• [PROBLEM STATEMENT]: In the listing below, pick out lines with "fruit".

• [DATASET EXCERPTS]:
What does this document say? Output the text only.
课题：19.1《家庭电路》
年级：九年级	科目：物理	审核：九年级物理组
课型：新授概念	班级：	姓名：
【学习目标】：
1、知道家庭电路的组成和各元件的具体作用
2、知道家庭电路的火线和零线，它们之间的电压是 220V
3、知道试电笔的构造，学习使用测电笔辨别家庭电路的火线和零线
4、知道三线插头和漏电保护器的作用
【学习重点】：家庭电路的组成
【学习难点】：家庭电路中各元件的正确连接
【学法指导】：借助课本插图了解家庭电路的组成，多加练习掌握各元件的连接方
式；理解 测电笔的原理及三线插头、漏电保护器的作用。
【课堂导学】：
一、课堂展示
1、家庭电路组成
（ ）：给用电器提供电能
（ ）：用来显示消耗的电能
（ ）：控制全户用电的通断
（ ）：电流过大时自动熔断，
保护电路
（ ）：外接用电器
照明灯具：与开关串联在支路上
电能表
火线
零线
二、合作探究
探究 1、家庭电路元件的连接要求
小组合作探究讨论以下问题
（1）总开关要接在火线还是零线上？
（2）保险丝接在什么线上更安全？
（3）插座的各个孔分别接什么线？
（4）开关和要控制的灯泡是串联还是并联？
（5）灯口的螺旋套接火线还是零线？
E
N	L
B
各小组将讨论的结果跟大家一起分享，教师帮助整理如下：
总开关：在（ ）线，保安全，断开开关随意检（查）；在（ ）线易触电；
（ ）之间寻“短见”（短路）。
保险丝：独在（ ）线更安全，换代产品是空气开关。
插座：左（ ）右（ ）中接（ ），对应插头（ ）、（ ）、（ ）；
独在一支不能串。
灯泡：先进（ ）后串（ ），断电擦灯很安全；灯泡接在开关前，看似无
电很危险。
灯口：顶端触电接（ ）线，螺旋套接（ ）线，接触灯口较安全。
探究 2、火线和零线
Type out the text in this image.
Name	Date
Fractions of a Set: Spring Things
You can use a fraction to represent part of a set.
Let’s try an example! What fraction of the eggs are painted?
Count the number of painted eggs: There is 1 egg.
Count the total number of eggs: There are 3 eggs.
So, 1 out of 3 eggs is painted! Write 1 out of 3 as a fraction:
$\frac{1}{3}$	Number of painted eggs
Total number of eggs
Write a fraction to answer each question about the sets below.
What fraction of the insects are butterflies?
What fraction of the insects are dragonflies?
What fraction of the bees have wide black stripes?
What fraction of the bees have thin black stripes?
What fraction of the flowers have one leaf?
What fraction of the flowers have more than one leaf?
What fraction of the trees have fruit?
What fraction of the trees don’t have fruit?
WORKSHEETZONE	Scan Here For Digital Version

• [RESPONSE TO THIS EXERCISE]:
What fraction of the trees have fruit?
What fraction of the trees don’t have fruit?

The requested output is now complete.